**The problem**
Each entry below has to be written out again without any change.

(Entries from a dataset of interfaces)
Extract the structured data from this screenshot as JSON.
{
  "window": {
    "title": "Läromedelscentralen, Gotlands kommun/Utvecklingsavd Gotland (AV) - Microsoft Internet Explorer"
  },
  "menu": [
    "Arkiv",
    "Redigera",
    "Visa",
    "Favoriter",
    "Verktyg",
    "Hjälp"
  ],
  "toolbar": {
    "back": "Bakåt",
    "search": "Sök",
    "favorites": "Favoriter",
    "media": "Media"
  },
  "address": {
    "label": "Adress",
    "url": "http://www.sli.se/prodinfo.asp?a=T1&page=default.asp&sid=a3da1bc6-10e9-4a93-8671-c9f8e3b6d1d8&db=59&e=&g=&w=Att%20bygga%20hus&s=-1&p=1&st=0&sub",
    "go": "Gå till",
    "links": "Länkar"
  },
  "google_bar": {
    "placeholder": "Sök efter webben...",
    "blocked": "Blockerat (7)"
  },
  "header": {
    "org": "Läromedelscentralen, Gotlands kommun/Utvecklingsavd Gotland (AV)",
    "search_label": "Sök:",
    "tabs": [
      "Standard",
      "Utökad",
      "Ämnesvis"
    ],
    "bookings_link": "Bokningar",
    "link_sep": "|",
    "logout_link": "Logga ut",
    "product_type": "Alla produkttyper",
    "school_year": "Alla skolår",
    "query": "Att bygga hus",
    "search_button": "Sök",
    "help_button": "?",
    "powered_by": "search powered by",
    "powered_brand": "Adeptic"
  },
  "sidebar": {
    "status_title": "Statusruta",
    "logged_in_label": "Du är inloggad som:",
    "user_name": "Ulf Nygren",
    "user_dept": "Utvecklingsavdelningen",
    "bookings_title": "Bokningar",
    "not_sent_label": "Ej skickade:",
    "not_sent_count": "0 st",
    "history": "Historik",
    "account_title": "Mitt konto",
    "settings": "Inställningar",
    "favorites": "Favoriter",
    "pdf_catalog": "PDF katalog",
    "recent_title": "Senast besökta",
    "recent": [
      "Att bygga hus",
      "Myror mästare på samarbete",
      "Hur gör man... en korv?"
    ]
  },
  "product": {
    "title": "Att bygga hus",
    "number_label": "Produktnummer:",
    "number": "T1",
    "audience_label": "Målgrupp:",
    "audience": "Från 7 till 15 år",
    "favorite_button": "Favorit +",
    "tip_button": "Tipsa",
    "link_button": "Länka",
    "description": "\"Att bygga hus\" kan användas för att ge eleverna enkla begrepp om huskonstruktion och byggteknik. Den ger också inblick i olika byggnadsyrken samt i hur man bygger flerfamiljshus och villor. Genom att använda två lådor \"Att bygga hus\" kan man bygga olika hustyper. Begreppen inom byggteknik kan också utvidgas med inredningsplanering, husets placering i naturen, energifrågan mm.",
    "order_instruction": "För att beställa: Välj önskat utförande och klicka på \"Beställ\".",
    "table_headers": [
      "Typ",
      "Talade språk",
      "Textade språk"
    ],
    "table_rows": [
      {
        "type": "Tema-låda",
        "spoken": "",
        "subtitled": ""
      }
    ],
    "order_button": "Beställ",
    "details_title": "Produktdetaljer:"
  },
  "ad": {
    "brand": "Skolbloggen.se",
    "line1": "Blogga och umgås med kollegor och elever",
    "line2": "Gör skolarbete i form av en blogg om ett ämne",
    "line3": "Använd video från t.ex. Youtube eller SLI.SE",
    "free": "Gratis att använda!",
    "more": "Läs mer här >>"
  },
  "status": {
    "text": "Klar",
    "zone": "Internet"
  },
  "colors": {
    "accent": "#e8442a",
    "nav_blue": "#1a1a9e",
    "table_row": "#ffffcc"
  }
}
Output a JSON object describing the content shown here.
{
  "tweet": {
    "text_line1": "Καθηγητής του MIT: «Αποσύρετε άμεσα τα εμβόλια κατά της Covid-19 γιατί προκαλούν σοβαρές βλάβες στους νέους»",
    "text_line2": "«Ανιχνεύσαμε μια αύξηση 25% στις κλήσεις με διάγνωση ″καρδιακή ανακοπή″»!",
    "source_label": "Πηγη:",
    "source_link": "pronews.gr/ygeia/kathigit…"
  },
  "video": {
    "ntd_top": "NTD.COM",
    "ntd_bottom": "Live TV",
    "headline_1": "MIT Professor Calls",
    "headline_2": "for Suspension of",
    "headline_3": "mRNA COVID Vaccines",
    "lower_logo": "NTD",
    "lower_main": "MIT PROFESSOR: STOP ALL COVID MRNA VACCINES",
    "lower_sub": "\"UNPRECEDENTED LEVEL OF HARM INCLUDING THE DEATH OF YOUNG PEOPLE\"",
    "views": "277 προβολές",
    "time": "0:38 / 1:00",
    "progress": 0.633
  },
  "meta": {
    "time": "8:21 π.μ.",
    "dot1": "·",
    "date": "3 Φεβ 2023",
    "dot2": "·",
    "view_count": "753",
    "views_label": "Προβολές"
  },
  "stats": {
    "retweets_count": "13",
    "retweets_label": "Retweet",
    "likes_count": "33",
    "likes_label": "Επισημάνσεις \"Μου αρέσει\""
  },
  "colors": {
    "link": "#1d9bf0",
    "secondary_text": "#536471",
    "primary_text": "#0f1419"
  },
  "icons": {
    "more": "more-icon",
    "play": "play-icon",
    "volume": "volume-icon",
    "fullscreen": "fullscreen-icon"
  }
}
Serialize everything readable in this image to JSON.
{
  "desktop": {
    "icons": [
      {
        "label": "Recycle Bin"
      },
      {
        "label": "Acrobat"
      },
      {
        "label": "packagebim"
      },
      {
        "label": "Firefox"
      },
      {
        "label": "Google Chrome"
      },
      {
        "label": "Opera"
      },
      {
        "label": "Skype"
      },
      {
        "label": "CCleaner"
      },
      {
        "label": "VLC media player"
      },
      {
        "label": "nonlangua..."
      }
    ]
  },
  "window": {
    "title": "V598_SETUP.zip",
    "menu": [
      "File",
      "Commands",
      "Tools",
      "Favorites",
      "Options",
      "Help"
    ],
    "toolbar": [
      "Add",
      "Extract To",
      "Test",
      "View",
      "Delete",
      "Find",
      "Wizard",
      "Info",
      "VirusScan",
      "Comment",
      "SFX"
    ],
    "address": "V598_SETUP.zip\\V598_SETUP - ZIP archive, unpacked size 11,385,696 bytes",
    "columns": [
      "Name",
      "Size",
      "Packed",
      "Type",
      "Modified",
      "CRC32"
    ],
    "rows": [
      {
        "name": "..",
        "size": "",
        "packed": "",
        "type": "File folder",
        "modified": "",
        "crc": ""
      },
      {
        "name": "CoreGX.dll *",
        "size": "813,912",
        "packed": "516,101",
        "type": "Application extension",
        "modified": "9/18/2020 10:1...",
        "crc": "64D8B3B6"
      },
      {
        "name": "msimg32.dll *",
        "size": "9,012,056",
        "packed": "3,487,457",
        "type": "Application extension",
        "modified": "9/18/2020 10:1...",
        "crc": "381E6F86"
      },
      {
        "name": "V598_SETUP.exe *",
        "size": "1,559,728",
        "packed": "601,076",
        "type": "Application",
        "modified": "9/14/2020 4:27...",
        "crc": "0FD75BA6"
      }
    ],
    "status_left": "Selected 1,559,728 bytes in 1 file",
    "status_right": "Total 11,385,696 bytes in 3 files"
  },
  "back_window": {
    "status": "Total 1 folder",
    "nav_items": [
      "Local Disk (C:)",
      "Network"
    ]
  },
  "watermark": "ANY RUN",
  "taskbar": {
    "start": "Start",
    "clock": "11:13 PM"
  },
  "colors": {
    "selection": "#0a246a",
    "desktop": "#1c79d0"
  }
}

**Task solution**
Extract the structured data from this screenshot as JSON.
{
  "window": {
    "title": "Läromedelscentralen, Gotlands kommun/Utvecklingsavd Gotland (AV) - Microsoft Internet Explorer"
  },
  "menu": [
    "Arkiv",
    "Redigera",
    "Visa",
    "Favoriter",
    "Verktyg",
    "Hjälp"
  ],
  "toolbar": {
    "back": "Bakåt",
    "search": "Sök",
    "favorites": "Favoriter",
    "media": "Media"
  },
  "address": {
    "label": "Adress",
    "url": "http://www.sli.se/prodinfo.asp?a=T1&page=default.asp&sid=a3da1bc6-10e9-4a93-8671-c9f8e3b6d1d8&db=59&e=&g=&w=Att%20bygga%20hus&s=-1&p=1&st=0&sub",
    "go": "Gå till",
    "links": "Länkar"
  },
  "google_bar": {
    "placeholder": "Sök efter webben...",
    "blocked": "Blockerat (7)"
  },
  "header": {
    "org": "Läromedelscentralen, Gotlands kommun/Utvecklingsavd Gotland (AV)",
    "search_label": "Sök:",
    "tabs": [
      "Standard",
      "Utökad",
      "Ämnesvis"
    ],
    "bookings_link": "Bokningar",
    "link_sep": "|",
    "logout_link": "Logga ut",
    "product_type": "Alla produkttyper",
    "school_year": "Alla skolår",
    "query": "Att bygga hus",
    "search_button": "Sök",
    "help_button": "?",
    "powered_by": "search powered by",
    "powered_brand": "Adeptic"
  },
  "sidebar": {
    "status_title": "Statusruta",
    "logged_in_label": "Du är inloggad som:",
    "user_name": "Ulf Nygren",
    "user_dept": "Utvecklingsavdelningen",
    "bookings_title": "Bokningar",
    "not_sent_label": "Ej skickade:",
    "not_sent_count": "0 st",
    "history": "Historik",
    "account_title": "Mitt konto",
    "settings": "Inställningar",
    "favorites": "Favoriter",
    "pdf_catalog": "PDF katalog",
    "recent_title": "Senast besökta",
    "recent": [
      "Att bygga hus",
      "Myror mästare på samarbete",
      "Hur gör man... en korv?"
    ]
  },
  "product": {
    "title": "Att bygga hus",
    "number_label": "Produktnummer:",
    "number": "T1",
    "audience_label": "Målgrupp:",
    "audience": "Från 7 till 15 år",
    "favorite_button": "Favorit +",
    "tip_button": "Tipsa",
    "link_button": "Länka",
    "description": "\"Att bygga hus\" kan användas för att ge eleverna enkla begrepp om huskonstruktion och byggteknik. Den ger också inblick i olika byggnadsyrken samt i hur man bygger flerfamiljshus och villor. Genom att använda två lådor \"Att bygga hus\" kan man bygga olika hustyper. Begreppen inom byggteknik kan också utvidgas med inredningsplanering, husets placering i naturen, energifrågan mm.",
    "order_instruction": "För att beställa: Välj önskat utförande och klicka på \"Beställ\".",
    "table_headers": [
      "Typ",
      "Talade språk",
      "Textade språk"
    ],
    "table_rows": [
      {
        "type": "Tema-låda",
        "spoken": "",
        "subtitled": ""
      }
    ],
    "order_button": "Beställ",
    "details_title": "Produktdetaljer:"
  },
  "ad": {
    "brand": "Skolbloggen.se",
    "line1": "Blogga och umgås med kollegor och elever",
    "line2": "Gör skolarbete i form av en blogg om ett ämne",
    "line3": "Använd video från t.ex. Youtube eller SLI.SE",
    "free": "Gratis att använda!",
    "more": "Läs mer här >>"
  },
  "status": {
    "text": "Klar",
    "zone": "Internet"
  },
  "colors": {
    "accent": "#e8442a",
    "nav_blue": "#1a1a9e",
    "table_row": "#ffffcc"
  }
}
Output a JSON object describing the content shown here.
{
  "tweet": {
    "text_line1": "Καθηγητής του MIT: «Αποσύρετε άμεσα τα εμβόλια κατά της Covid-19 γιατί προκαλούν σοβαρές βλάβες στους νέους»",
    "text_line2": "«Ανιχνεύσαμε μια αύξηση 25% στις κλήσεις με διάγνωση ″καρδιακή ανακοπή″»!",
    "source_label": "Πηγη:",
    "source_link": "pronews.gr/ygeia/kathigit…"
  },
  "video": {
    "ntd_top": "NTD.COM",
    "ntd_bottom": "Live TV",
    "headline_1": "MIT Professor Calls",
    "headline_2": "for Suspension of",
    "headline_3": "mRNA COVID Vaccines",
    "lower_logo": "NTD",
    "lower_main": "MIT PROFESSOR: STOP ALL COVID MRNA VACCINES",
    "lower_sub": "\"UNPRECEDENTED LEVEL OF HARM INCLUDING THE DEATH OF YOUNG PEOPLE\"",
    "views": "277 προβολές",
    "time": "0:38 / 1:00",
    "progress": 0.633
  },
  "meta": {
    "time": "8:21 π.μ.",
    "dot1": "·",
    "date": "3 Φεβ 2023",
    "dot2": "·",
    "view_count": "753",
    "views_label": "Προβολές"
  },
  "stats": {
    "retweets_count": "13",
    "retweets_label": "Retweet",
    "likes_count": "33",
    "likes_label": "Επισημάνσεις \"Μου αρέσει\""
  },
  "colors": {
    "link": "#1d9bf0",
    "secondary_text": "#536471",
    "primary_text": "#0f1419"
  },
  "icons": {
    "more": "more-icon",
    "play": "play-icon",
    "volume": "volume-icon",
    "fullscreen": "fullscreen-icon"
  }
}
Serialize everything readable in this image to JSON.
{
  "desktop": {
    "icons": [
      {
        "label": "Recycle Bin"
      },
      {
        "label": "Acrobat"
      },
      {
        "label": "packagebim"
      },
      {
        "label": "Firefox"
      },
      {
        "label": "Google Chrome"
      },
      {
        "label": "Opera"
      },
      {
        "label": "Skype"
      },
      {
        "label": "CCleaner"
      },
      {
        "label": "VLC media player"
      },
      {
        "label": "nonlangua..."
      }
    ]
  },
  "window": {
    "title": "V598_SETUP.zip",
    "menu": [
      "File",
      "Commands",
      "Tools",
      "Favorites",
      "Options",
      "Help"
    ],
    "toolbar": [
      "Add",
      "Extract To",
      "Test",
      "View",
      "Delete",
      "Find",
      "Wizard",
      "Info",
      "VirusScan",
      "Comment",
      "SFX"
    ],
    "address": "V598_SETUP.zip\\V598_SETUP - ZIP archive, unpacked size 11,385,696 bytes",
    "columns": [
      "Name",
      "Size",
      "Packed",
      "Type",
      "Modified",
      "CRC32"
    ],
    "rows": [
      {
        "name": "..",
        "size": "",
        "packed": "",
        "type": "File folder",
        "modified": "",
        "crc": ""
      },
      {
        "name": "CoreGX.dll *",
        "size": "813,912",
        "packed": "516,101",
        "type": "Application extension",
        "modified": "9/18/2020 10:1...",
        "crc": "64D8B3B6"
      },
      {
        "name": "msimg32.dll *",
        "size": "9,012,056",
        "packed": "3,487,457",
        "type": "Application extension",
        "modified": "9/18/2020 10:1...",
        "crc": "381E6F86"
      },
      {
        "name": "V598_SETUP.exe *",
        "size": "1,559,728",
        "packed": "601,076",
        "type": "Application",
        "modified": "9/14/2020 4:27...",
        "crc": "0FD75BA6"
      }
    ],
    "status_left": "Selected 1,559,728 bytes in 1 file",
    "status_right": "Total 11,385,696 bytes in 3 files"
  },
  "back_window": {
    "status": "Total 1 folder",
    "nav_items": [
      "Local Disk (C:)",
      "Network"
    ]
  },
  "watermark": "ANY RUN",
  "taskbar": {
    "start": "Start",
    "clock": "11:13 PM"
  },
  "colors": {
    "selection": "#0a246a",
    "desktop": "#1c79d0"
  }
}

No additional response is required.